----- Records supplied -----

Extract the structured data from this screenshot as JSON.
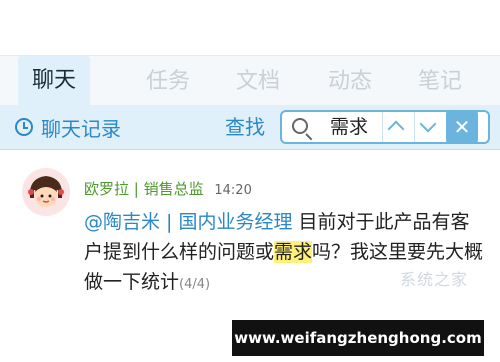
{
  "tabs": {
    "items": [
      {
        "label": "聊天"
      },
      {
        "label": "任务"
      },
      {
        "label": "文档"
      },
      {
        "label": "动态"
      },
      {
        "label": "笔记"
      }
    ]
  },
  "toolbar": {
    "history_label": "聊天记录",
    "find_label": "查找",
    "search_query": "需求",
    "close_glyph": "✕"
  },
  "message": {
    "sender": "欧罗拉 | 销售总监",
    "time": "14:20",
    "mention": "@陶吉米 | 国内业务经理",
    "text_before": " 目前对于此产品有客户提到什么样的问题或",
    "highlight": "需求",
    "text_after": "吗？我这里要先大概做一下统计",
    "counter": "(4/4)"
  },
  "watermark": "系统之家",
  "banner": "www.weifangzhenghong.com",
  "colors": {
    "accent": "#2b88c6",
    "sender": "#4e9a2e",
    "highlight": "#fff07a"
  }
}
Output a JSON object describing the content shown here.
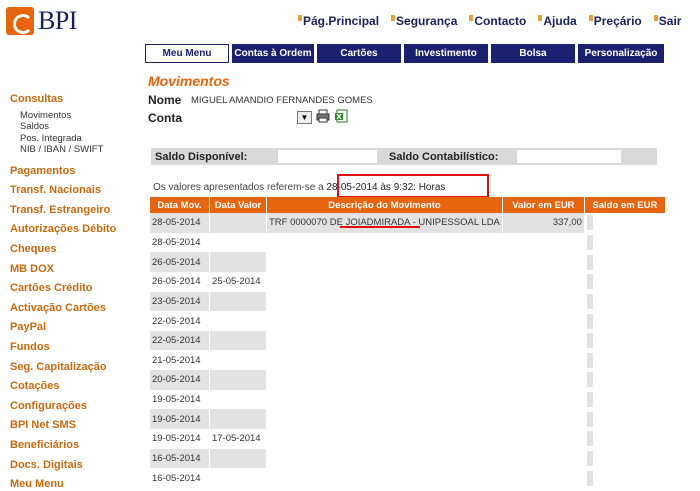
{
  "brand": {
    "name": "BPI",
    "color": "#e8650f"
  },
  "top_links": [
    "Pág.Principal",
    "Segurança",
    "Contacto",
    "Ajuda",
    "Preçário",
    "Sair"
  ],
  "tabs": [
    {
      "label": "Meu Menu",
      "active": true
    },
    {
      "label": "Contas à Ordem",
      "active": false
    },
    {
      "label": "Cartões",
      "active": false
    },
    {
      "label": "Investimento",
      "active": false
    },
    {
      "label": "Bolsa",
      "active": false
    },
    {
      "label": "Personalização",
      "active": false
    }
  ],
  "sidebar": {
    "consultas": {
      "label": "Consultas",
      "items": [
        "Movimentos",
        "Saldos",
        "Pos. Integrada",
        "NIB / IBAN / SWIFT"
      ]
    },
    "sections": [
      "Pagamentos",
      "Transf. Nacionais",
      "Transf. Estrangeiro",
      "Autorizações Débito",
      "Cheques",
      "MB DOX",
      "Cartões Crédito",
      "Activação Cartões",
      "PayPal",
      "Fundos",
      "Seg. Capitalização",
      "Cotações",
      "Configurações",
      "BPI Net SMS",
      "Beneficiários",
      "Docs. Digitais",
      "Meu Menu"
    ]
  },
  "main": {
    "title": "Movimentos",
    "nome_label": "Nome",
    "nome_value": "MIGUEL AMANDIO FERNANDES GOMES",
    "conta_label": "Conta",
    "select_arrow": "▼",
    "saldo_disponivel_label": "Saldo Disponível:",
    "saldo_contabilistico_label": "Saldo Contabilístico:",
    "note_prefix": "Os valores apresentados referem-se a",
    "note_date": "28-05-2014 às 9:32: Horas"
  },
  "table": {
    "headers": [
      "Data Mov.",
      "Data Valor",
      "Descrição do Movimento",
      "Valor em  EUR",
      "Saldo em  EUR"
    ],
    "rows": [
      {
        "date": "28-05-2014",
        "value_date": "",
        "desc": "TRF 0000070 DE JOIADMIRADA - UNIPESSOAL LDA",
        "value": "337,00"
      },
      {
        "date": "28-05-2014",
        "value_date": "",
        "desc": "",
        "value": ""
      },
      {
        "date": "26-05-2014",
        "value_date": "",
        "desc": "",
        "value": ""
      },
      {
        "date": "26-05-2014",
        "value_date": "25-05-2014",
        "desc": "",
        "value": ""
      },
      {
        "date": "23-05-2014",
        "value_date": "",
        "desc": "",
        "value": ""
      },
      {
        "date": "22-05-2014",
        "value_date": "",
        "desc": "",
        "value": ""
      },
      {
        "date": "22-05-2014",
        "value_date": "",
        "desc": "",
        "value": ""
      },
      {
        "date": "21-05-2014",
        "value_date": "",
        "desc": "",
        "value": ""
      },
      {
        "date": "20-05-2014",
        "value_date": "",
        "desc": "",
        "value": ""
      },
      {
        "date": "19-05-2014",
        "value_date": "",
        "desc": "",
        "value": ""
      },
      {
        "date": "19-05-2014",
        "value_date": "",
        "desc": "",
        "value": ""
      },
      {
        "date": "19-05-2014",
        "value_date": "17-05-2014",
        "desc": "",
        "value": ""
      },
      {
        "date": "16-05-2014",
        "value_date": "",
        "desc": "",
        "value": ""
      },
      {
        "date": "16-05-2014",
        "value_date": "",
        "desc": "",
        "value": ""
      }
    ]
  }
}
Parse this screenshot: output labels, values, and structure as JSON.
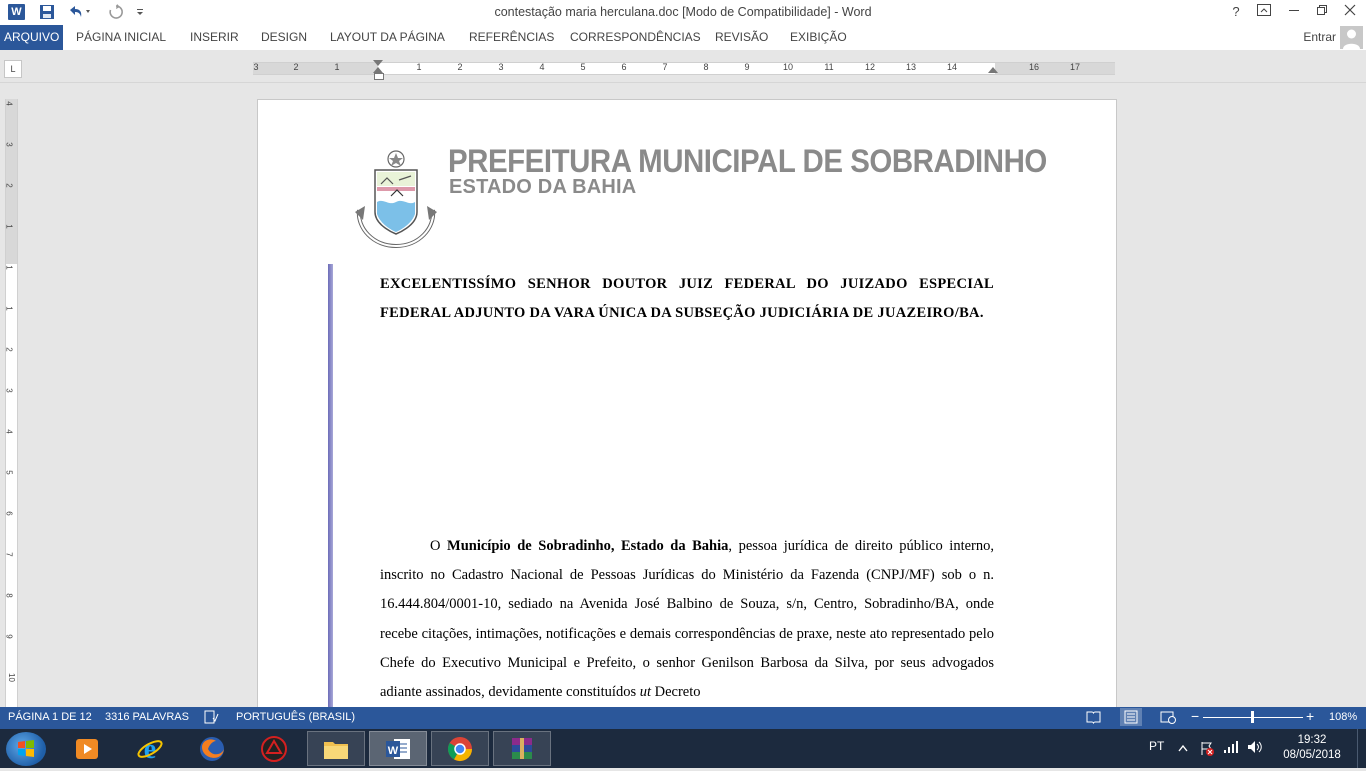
{
  "titlebar": {
    "app_icon": "W",
    "title": "contestação maria herculana.doc [Modo de Compatibilidade] - Word",
    "help": "?"
  },
  "tabs": [
    "ARQUIVO",
    "PÁGINA INICIAL",
    "INSERIR",
    "DESIGN",
    "LAYOUT DA PÁGINA",
    "REFERÊNCIAS",
    "CORRESPONDÊNCIAS",
    "REVISÃO",
    "EXIBIÇÃO"
  ],
  "signin": "Entrar",
  "ruler": {
    "tab_selector": "L",
    "numbers": [
      "3",
      "2",
      "1",
      "1",
      "2",
      "3",
      "4",
      "5",
      "6",
      "7",
      "8",
      "9",
      "10",
      "11",
      "12",
      "13",
      "14",
      "16",
      "17"
    ],
    "vertical_numbers": [
      "4",
      "3",
      "2",
      "1",
      "1",
      "1",
      "2",
      "3",
      "4",
      "5",
      "6",
      "7",
      "8",
      "9",
      "10"
    ]
  },
  "document": {
    "header_title": "PREFEITURA MUNICIPAL DE SOBRADINHO",
    "header_subtitle": "ESTADO DA BAHIA",
    "addressee": "EXCELENTISSÍMO SENHOR DOUTOR JUIZ FEDERAL DO JUIZADO ESPECIAL FEDERAL ADJUNTO DA VARA ÚNICA DA SUBSEÇÃO JUDICIÁRIA DE JUAZEIRO/BA.",
    "para_intro": "O ",
    "para_bold": "Município de Sobradinho, Estado da Bahia",
    "para_body": ", pessoa jurídica de direito público interno, inscrito no Cadastro Nacional de Pessoas Jurídicas do Ministério da Fazenda (CNPJ/MF) sob o n. 16.444.804/0001-10, sediado na Avenida José Balbino de Souza, s/n, Centro, Sobradinho/BA, onde recebe citações, intimações, notificações e demais correspondências de praxe, neste ato representado pelo Chefe do Executivo Municipal e Prefeito, o senhor Genilson Barbosa da Silva, por seus advogados adiante assinados, devidamente constituídos ",
    "para_italic": "ut",
    "para_tail": " Decreto"
  },
  "statusbar": {
    "page": "PÁGINA 1 DE 12",
    "words": "3316 PALAVRAS",
    "language": "PORTUGUÊS (BRASIL)",
    "zoom": "108%",
    "zoom_minus": "−",
    "zoom_plus": "+",
    "zoom_level": 108
  },
  "taskbar": {
    "apps": [
      "windows-media-player",
      "internet-explorer",
      "firefox",
      "app-red-icon",
      "file-explorer",
      "word",
      "chrome",
      "winrar"
    ],
    "language": "PT",
    "time": "19:32",
    "date": "08/05/2018"
  },
  "colors": {
    "accent": "#2b579a",
    "taskbar": "#1c2a3e",
    "header_gray": "#8a8a8a"
  }
}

-----

◆ **Your instructions**: Pictures excluded, quote all the data above exactly.

◆ **Answer in full**:
Extract the structured data from this screenshot as JSON.
{
  "tabs": {
    "items": [
      {
        "label": "聊天"
      },
      {
        "label": "任务"
      },
      {
        "label": "文档"
      },
      {
        "label": "动态"
      },
      {
        "label": "笔记"
      }
    ]
  },
  "toolbar": {
    "history_label": "聊天记录",
    "find_label": "查找",
    "search_query": "需求",
    "close_glyph": "✕"
  },
  "message": {
    "sender": "欧罗拉 | 销售总监",
    "time": "14:20",
    "mention": "@陶吉米 | 国内业务经理",
    "text_before": " 目前对于此产品有客户提到什么样的问题或",
    "highlight": "需求",
    "text_after": "吗？我这里要先大概做一下统计",
    "counter": "(4/4)"
  },
  "watermark": "系统之家",
  "banner": "www.weifangzhenghong.com",
  "colors": {
    "accent": "#2b88c6",
    "sender": "#4e9a2e",
    "highlight": "#fff07a"
  }
}
Output a JSON object describing the content shown here.
{
  "brand": {
    "name": "BPI",
    "color": "#e8650f"
  },
  "top_links": [
    "Pág.Principal",
    "Segurança",
    "Contacto",
    "Ajuda",
    "Preçário",
    "Sair"
  ],
  "tabs": [
    {
      "label": "Meu Menu",
      "active": true
    },
    {
      "label": "Contas à Ordem",
      "active": false
    },
    {
      "label": "Cartões",
      "active": false
    },
    {
      "label": "Investimento",
      "active": false
    },
    {
      "label": "Bolsa",
      "active": false
    },
    {
      "label": "Personalização",
      "active": false
    }
  ],
  "sidebar": {
    "consultas": {
      "label": "Consultas",
      "items": [
        "Movimentos",
        "Saldos",
        "Pos. Integrada",
        "NIB / IBAN / SWIFT"
      ]
    },
    "sections": [
      "Pagamentos",
      "Transf. Nacionais",
      "Transf. Estrangeiro",
      "Autorizações Débito",
      "Cheques",
      "MB DOX",
      "Cartões Crédito",
      "Activação Cartões",
      "PayPal",
      "Fundos",
      "Seg. Capitalização",
      "Cotações",
      "Configurações",
      "BPI Net SMS",
      "Beneficiários",
      "Docs. Digitais",
      "Meu Menu"
    ]
  },
  "main": {
    "title": "Movimentos",
    "nome_label": "Nome",
    "nome_value": "MIGUEL AMANDIO FERNANDES GOMES",
    "conta_label": "Conta",
    "select_arrow": "▼",
    "saldo_disponivel_label": "Saldo Disponível:",
    "saldo_contabilistico_label": "Saldo Contabilístico:",
    "note_prefix": "Os valores apresentados referem-se a",
    "note_date": "28-05-2014 às 9:32: Horas"
  },
  "table": {
    "headers": [
      "Data Mov.",
      "Data Valor",
      "Descrição do Movimento",
      "Valor em  EUR",
      "Saldo em  EUR"
    ],
    "rows": [
      {
        "date": "28-05-2014",
        "value_date": "",
        "desc": "TRF 0000070 DE JOIADMIRADA - UNIPESSOAL LDA",
        "value": "337,00"
      },
      {
        "date": "28-05-2014",
        "value_date": "",
        "desc": "",
        "value": ""
      },
      {
        "date": "26-05-2014",
        "value_date": "",
        "desc": "",
        "value": ""
      },
      {
        "date": "26-05-2014",
        "value_date": "25-05-2014",
        "desc": "",
        "value": ""
      },
      {
        "date": "23-05-2014",
        "value_date": "",
        "desc": "",
        "value": ""
      },
      {
        "date": "22-05-2014",
        "value_date": "",
        "desc": "",
        "value": ""
      },
      {
        "date": "22-05-2014",
        "value_date": "",
        "desc": "",
        "value": ""
      },
      {
        "date": "21-05-2014",
        "value_date": "",
        "desc": "",
        "value": ""
      },
      {
        "date": "20-05-2014",
        "value_date": "",
        "desc": "",
        "value": ""
      },
      {
        "date": "19-05-2014",
        "value_date": "",
        "desc": "",
        "value": ""
      },
      {
        "date": "19-05-2014",
        "value_date": "",
        "desc": "",
        "value": ""
      },
      {
        "date": "19-05-2014",
        "value_date": "17-05-2014",
        "desc": "",
        "value": ""
      },
      {
        "date": "16-05-2014",
        "value_date": "",
        "desc": "",
        "value": ""
      },
      {
        "date": "16-05-2014",
        "value_date": "",
        "desc": "",
        "value": ""
      }
    ]
  }
}
Parse this screenshot: output labels, values, and structure as JSON.
{
  "titlebar": {
    "app_icon": "W",
    "title": "contestação maria herculana.doc [Modo de Compatibilidade] - Word",
    "help": "?"
  },
  "tabs": [
    "ARQUIVO",
    "PÁGINA INICIAL",
    "INSERIR",
    "DESIGN",
    "LAYOUT DA PÁGINA",
    "REFERÊNCIAS",
    "CORRESPONDÊNCIAS",
    "REVISÃO",
    "EXIBIÇÃO"
  ],
  "signin": "Entrar",
  "ruler": {
    "tab_selector": "L",
    "numbers": [
      "3",
      "2",
      "1",
      "1",
      "2",
      "3",
      "4",
      "5",
      "6",
      "7",
      "8",
      "9",
      "10",
      "11",
      "12",
      "13",
      "14",
      "16",
      "17"
    ],
    "vertical_numbers": [
      "4",
      "3",
      "2",
      "1",
      "1",
      "1",
      "2",
      "3",
      "4",
      "5",
      "6",
      "7",
      "8",
      "9",
      "10"
    ]
  },
  "document": {
    "header_title": "PREFEITURA MUNICIPAL DE SOBRADINHO",
    "header_subtitle": "ESTADO DA BAHIA",
    "addressee": "EXCELENTISSÍMO SENHOR DOUTOR JUIZ FEDERAL DO JUIZADO ESPECIAL FEDERAL ADJUNTO DA VARA ÚNICA DA SUBSEÇÃO JUDICIÁRIA DE JUAZEIRO/BA.",
    "para_intro": "O ",
    "para_bold": "Município de Sobradinho, Estado da Bahia",
    "para_body": ", pessoa jurídica de direito público interno, inscrito no Cadastro Nacional de Pessoas Jurídicas do Ministério da Fazenda (CNPJ/MF) sob o n. 16.444.804/0001-10, sediado na Avenida José Balbino de Souza, s/n, Centro, Sobradinho/BA, onde recebe citações, intimações, notificações e demais correspondências de praxe, neste ato representado pelo Chefe do Executivo Municipal e Prefeito, o senhor Genilson Barbosa da Silva, por seus advogados adiante assinados, devidamente constituídos ",
    "para_italic": "ut",
    "para_tail": " Decreto"
  },
  "statusbar": {
    "page": "PÁGINA 1 DE 12",
    "words": "3316 PALAVRAS",
    "language": "PORTUGUÊS (BRASIL)",
    "zoom": "108%",
    "zoom_minus": "−",
    "zoom_plus": "+",
    "zoom_level": 108
  },
  "taskbar": {
    "apps": [
      "windows-media-player",
      "internet-explorer",
      "firefox",
      "app-red-icon",
      "file-explorer",
      "word",
      "chrome",
      "winrar"
    ],
    "language": "PT",
    "time": "19:32",
    "date": "08/05/2018"
  },
  "colors": {
    "accent": "#2b579a",
    "taskbar": "#1c2a3e",
    "header_gray": "#8a8a8a"
  }
}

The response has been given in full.